→ TASK INSTRUCTIONS
From the entries below, list each line with "asta".

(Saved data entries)

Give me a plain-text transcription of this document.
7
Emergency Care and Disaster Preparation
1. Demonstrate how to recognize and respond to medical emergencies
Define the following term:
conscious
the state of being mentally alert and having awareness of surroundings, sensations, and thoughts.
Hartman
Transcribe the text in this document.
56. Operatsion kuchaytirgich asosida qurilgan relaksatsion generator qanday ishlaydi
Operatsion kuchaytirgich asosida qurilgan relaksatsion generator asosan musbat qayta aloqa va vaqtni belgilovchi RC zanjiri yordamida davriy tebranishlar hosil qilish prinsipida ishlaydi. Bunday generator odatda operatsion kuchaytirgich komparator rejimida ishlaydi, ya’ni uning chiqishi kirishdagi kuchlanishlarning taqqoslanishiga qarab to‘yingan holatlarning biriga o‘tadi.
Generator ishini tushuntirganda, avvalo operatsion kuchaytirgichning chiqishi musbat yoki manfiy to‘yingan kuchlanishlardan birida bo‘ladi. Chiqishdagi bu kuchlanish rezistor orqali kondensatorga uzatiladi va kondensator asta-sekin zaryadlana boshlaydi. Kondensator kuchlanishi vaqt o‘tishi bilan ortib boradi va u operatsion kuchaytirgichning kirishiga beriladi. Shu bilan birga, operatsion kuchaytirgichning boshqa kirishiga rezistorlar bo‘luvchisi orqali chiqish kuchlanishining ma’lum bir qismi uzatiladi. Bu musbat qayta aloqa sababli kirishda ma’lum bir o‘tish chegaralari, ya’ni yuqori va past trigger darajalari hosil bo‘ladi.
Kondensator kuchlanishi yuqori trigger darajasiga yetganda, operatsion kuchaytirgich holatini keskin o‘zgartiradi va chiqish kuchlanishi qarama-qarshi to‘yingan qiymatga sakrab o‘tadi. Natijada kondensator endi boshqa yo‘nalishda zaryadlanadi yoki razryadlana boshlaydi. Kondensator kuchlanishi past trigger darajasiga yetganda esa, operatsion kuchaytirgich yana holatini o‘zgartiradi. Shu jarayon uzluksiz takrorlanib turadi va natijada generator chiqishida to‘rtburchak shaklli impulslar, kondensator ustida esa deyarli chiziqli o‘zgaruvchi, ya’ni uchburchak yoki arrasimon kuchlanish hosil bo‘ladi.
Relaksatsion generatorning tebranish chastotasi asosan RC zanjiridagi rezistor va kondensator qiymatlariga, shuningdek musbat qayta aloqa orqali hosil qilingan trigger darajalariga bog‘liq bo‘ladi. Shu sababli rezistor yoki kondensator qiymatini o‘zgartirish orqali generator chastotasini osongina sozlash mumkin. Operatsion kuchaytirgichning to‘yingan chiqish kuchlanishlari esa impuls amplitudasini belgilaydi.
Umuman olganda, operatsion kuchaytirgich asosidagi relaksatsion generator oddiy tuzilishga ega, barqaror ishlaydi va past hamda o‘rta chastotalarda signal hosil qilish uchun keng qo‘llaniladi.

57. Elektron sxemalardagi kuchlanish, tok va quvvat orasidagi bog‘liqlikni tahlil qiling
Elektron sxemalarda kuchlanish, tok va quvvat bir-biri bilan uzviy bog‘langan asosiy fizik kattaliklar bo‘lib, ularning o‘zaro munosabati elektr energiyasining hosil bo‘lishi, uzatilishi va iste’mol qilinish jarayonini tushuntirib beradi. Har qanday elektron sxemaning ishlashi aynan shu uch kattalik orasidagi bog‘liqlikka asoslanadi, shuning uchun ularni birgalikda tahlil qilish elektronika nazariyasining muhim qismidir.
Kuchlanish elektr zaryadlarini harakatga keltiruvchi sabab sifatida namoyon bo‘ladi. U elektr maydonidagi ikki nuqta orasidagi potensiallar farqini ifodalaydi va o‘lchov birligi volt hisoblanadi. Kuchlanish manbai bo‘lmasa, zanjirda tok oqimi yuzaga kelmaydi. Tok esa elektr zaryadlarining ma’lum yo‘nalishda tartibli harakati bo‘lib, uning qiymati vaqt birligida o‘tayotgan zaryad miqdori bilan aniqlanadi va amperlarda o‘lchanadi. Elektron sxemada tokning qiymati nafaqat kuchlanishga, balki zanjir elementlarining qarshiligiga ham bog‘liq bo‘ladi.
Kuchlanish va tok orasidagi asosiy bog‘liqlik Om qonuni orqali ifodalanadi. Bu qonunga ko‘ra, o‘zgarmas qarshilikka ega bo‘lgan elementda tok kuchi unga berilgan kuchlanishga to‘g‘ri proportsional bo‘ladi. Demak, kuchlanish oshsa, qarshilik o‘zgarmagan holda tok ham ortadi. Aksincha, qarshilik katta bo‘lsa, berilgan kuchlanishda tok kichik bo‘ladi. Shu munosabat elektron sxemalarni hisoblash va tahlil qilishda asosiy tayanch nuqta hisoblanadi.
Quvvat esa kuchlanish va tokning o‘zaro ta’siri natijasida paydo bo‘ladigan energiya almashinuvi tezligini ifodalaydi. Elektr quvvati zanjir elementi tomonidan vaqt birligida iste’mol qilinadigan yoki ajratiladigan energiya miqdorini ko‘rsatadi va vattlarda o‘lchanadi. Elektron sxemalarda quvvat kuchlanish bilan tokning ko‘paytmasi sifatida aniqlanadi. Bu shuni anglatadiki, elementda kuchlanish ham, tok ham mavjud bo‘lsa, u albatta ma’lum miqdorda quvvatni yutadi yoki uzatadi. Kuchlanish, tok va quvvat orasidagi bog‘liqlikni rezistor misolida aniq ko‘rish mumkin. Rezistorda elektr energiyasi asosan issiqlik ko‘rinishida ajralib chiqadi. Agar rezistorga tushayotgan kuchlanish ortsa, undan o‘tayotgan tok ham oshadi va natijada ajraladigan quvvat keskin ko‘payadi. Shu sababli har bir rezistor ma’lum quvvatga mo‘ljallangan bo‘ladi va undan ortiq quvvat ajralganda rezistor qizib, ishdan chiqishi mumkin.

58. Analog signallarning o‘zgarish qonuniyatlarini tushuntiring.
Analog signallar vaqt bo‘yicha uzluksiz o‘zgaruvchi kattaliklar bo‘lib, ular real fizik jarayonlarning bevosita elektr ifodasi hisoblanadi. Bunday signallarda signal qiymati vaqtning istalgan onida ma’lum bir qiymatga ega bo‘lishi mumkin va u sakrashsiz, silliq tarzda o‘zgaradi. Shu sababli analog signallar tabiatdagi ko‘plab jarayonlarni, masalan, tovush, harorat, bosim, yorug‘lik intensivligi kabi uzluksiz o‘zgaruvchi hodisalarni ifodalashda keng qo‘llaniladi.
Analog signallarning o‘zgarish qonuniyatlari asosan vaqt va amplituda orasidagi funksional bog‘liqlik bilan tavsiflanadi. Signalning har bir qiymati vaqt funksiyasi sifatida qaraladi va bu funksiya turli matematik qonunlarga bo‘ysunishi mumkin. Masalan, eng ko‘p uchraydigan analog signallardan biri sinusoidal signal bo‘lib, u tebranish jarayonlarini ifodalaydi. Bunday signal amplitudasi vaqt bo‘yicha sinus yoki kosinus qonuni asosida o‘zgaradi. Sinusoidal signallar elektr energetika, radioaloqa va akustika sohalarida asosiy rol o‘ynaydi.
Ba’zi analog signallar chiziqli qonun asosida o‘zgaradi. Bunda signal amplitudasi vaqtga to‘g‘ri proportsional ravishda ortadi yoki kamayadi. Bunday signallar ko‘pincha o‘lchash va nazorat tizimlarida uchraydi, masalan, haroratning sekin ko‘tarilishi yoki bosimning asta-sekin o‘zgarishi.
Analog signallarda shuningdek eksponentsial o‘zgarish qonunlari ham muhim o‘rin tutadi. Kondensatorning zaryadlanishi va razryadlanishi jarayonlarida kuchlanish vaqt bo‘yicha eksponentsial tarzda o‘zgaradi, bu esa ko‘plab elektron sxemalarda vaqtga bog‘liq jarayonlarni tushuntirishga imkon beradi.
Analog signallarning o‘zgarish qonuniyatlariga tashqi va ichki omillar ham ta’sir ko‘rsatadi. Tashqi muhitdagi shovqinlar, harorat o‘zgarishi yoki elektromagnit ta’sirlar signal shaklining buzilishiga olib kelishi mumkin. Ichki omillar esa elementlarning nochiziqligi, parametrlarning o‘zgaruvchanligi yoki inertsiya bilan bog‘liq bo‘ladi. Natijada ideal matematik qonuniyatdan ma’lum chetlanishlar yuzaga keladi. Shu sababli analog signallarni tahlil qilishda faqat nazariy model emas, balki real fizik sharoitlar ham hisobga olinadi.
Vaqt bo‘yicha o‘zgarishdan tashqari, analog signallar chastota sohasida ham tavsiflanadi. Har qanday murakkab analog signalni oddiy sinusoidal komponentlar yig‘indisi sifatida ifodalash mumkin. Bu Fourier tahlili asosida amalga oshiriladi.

→ TASK SOLUTION
Generator ishini tushuntirganda, avvalo operatsion kuchaytirgichning chiqishi musbat yoki manfiy to‘yingan kuchlanishlardan birida bo‘ladi. Chiqishdagi bu kuchlanish rezistor orqali kondensatorga uzatiladi va kondensator asta-sekin zaryadlana boshlaydi. Kondensator kuchlanishi vaqt o‘tishi bilan ortib boradi va u operatsion kuchaytirgichning kirishiga beriladi. Shu bilan birga, operatsion kuchaytirgichning boshqa kirishiga rezistorlar bo‘luvchisi orqali chiqish kuchlanishining ma’lum bir qismi uzatiladi. Bu musbat qayta aloqa sababli kirishda ma’lum bir o‘tish chegaralari, ya’ni yuqori va past trigger darajalari hosil bo‘ladi.
Ba’zi analog signallar chiziqli qonun asosida o‘zgaradi. Bunda signal amplitudasi vaqtga to‘g‘ri proportsional ravishda ortadi yoki kamayadi. Bunday signallar ko‘pincha o‘lchash va nazorat tizimlarida uchraydi, masalan, haroratning sekin ko‘tarilishi yoki bosimning asta-sekin o‘zgarishi.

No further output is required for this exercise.